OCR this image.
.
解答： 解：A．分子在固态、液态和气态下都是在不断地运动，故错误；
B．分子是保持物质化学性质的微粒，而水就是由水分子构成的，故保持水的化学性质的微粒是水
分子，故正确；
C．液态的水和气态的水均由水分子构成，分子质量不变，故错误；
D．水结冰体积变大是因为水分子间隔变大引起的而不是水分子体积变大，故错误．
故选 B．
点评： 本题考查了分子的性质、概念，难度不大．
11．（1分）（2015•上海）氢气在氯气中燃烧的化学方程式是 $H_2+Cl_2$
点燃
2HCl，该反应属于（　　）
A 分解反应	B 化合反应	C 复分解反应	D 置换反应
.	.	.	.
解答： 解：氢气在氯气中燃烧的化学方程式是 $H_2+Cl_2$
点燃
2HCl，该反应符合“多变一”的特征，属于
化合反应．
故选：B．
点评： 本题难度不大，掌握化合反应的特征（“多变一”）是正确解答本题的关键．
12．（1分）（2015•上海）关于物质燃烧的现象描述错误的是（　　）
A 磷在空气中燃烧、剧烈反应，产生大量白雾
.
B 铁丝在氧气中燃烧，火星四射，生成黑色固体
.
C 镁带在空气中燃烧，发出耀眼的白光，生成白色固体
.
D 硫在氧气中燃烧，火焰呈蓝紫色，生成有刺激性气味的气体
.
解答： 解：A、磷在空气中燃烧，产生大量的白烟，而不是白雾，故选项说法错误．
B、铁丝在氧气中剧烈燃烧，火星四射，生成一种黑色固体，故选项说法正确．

+ + +

**EXERCISE PROMPT**
Scan the material above for the word "磷在空气中燃烧". Copy each line where it occurs.

**RIGHT ANSWER**
A 磷在空气中燃烧、剧烈反应，产生大量白雾
解答： 解：A、磷在空气中燃烧，产生大量的白烟，而不是白雾，故选项说法错误．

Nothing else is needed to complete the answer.